──────── ENTRIES ────────
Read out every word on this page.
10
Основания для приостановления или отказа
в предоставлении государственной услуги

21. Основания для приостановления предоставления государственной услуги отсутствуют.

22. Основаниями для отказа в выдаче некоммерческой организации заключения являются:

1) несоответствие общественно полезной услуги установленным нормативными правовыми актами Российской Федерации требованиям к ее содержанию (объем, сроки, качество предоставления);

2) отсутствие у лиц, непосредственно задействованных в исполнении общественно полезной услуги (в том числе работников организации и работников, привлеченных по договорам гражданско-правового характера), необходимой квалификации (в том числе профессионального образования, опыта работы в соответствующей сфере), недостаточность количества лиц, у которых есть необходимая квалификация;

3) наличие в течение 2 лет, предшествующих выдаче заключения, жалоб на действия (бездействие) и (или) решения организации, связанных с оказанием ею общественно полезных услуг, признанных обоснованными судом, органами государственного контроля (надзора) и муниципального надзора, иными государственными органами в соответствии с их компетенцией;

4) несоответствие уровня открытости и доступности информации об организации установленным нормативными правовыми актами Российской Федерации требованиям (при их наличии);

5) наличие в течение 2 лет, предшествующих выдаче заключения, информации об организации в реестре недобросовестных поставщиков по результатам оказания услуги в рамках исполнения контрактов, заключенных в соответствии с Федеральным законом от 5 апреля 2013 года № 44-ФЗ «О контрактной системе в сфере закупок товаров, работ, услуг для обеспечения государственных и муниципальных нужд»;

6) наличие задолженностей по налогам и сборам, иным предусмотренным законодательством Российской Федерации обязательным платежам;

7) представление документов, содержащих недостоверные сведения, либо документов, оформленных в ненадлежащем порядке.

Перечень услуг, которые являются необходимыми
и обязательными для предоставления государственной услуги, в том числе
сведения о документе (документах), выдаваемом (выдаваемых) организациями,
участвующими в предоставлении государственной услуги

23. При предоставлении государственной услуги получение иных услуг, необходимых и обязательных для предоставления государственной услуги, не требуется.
────────
Reproduce each record exactly as it appears.

Read out every word on this page.
10
Основания для приостановления или отказа
в предоставлении государственной услуги

21. Основания для приостановления предоставления государственной услуги отсутствуют.

22. Основаниями для отказа в выдаче некоммерческой организации заключения являются:

1) несоответствие общественно полезной услуги установленным нормативными правовыми актами Российской Федерации требованиям к ее содержанию (объем, сроки, качество предоставления);

2) отсутствие у лиц, непосредственно задействованных в исполнении общественно полезной услуги (в том числе работников организации и работников, привлеченных по договорам гражданско-правового характера), необходимой квалификации (в том числе профессионального образования, опыта работы в соответствующей сфере), недостаточность количества лиц, у которых есть необходимая квалификация;

3) наличие в течение 2 лет, предшествующих выдаче заключения, жалоб на действия (бездействие) и (или) решения организации, связанных с оказанием ею общественно полезных услуг, признанных обоснованными судом, органами государственного контроля (надзора) и муниципального надзора, иными государственными органами в соответствии с их компетенцией;

4) несоответствие уровня открытости и доступности информации об организации установленным нормативными правовыми актами Российской Федерации требованиям (при их наличии);

5) наличие в течение 2 лет, предшествующих выдаче заключения, информации об организации в реестре недобросовестных поставщиков по результатам оказания услуги в рамках исполнения контрактов, заключенных в соответствии с Федеральным законом от 5 апреля 2013 года № 44-ФЗ «О контрактной системе в сфере закупок товаров, работ, услуг для обеспечения государственных и муниципальных нужд»;

6) наличие задолженностей по налогам и сборам, иным предусмотренным законодательством Российской Федерации обязательным платежам;

7) представление документов, содержащих недостоверные сведения, либо документов, оформленных в ненадлежащем порядке.

Перечень услуг, которые являются необходимыми
и обязательными для предоставления государственной услуги, в том числе
сведения о документе (документах), выдаваемом (выдаваемых) организациями,
участвующими в предоставлении государственной услуги

23. При предоставлении государственной услуги получение иных услуг, необходимых и обязательных для предоставления государственной услуги, не требуется.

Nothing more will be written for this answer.